__Stored entries__:
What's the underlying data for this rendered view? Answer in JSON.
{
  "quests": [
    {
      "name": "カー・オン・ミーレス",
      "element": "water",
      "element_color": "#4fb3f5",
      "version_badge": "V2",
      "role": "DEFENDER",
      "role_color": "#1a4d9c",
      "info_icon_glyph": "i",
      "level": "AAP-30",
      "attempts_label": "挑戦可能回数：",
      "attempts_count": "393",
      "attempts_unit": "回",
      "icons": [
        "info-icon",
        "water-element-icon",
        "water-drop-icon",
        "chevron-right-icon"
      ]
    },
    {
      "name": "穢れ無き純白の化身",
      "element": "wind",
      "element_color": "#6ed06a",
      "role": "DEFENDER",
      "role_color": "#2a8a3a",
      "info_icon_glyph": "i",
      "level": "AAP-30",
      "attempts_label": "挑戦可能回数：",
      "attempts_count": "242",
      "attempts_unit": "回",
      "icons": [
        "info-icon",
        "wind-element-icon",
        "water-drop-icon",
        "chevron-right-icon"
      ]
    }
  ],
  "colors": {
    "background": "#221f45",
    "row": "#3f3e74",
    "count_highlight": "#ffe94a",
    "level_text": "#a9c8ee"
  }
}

__Requirement__: Return all of the entries word for word.

__Answer below__:
What's the underlying data for this rendered view? Answer in JSON.
{
  "quests": [
    {
      "name": "カー・オン・ミーレス",
      "element": "water",
      "element_color": "#4fb3f5",
      "version_badge": "V2",
      "role": "DEFENDER",
      "role_color": "#1a4d9c",
      "info_icon_glyph": "i",
      "level": "AAP-30",
      "attempts_label": "挑戦可能回数：",
      "attempts_count": "393",
      "attempts_unit": "回",
      "icons": [
        "info-icon",
        "water-element-icon",
        "water-drop-icon",
        "chevron-right-icon"
      ]
    },
    {
      "name": "穢れ無き純白の化身",
      "element": "wind",
      "element_color": "#6ed06a",
      "role": "DEFENDER",
      "role_color": "#2a8a3a",
      "info_icon_glyph": "i",
      "level": "AAP-30",
      "attempts_label": "挑戦可能回数：",
      "attempts_count": "242",
      "attempts_unit": "回",
      "icons": [
        "info-icon",
        "wind-element-icon",
        "water-drop-icon",
        "chevron-right-icon"
      ]
    }
  ],
  "colors": {
    "background": "#221f45",
    "row": "#3f3e74",
    "count_highlight": "#ffe94a",
    "level_text": "#a9c8ee"
  }
}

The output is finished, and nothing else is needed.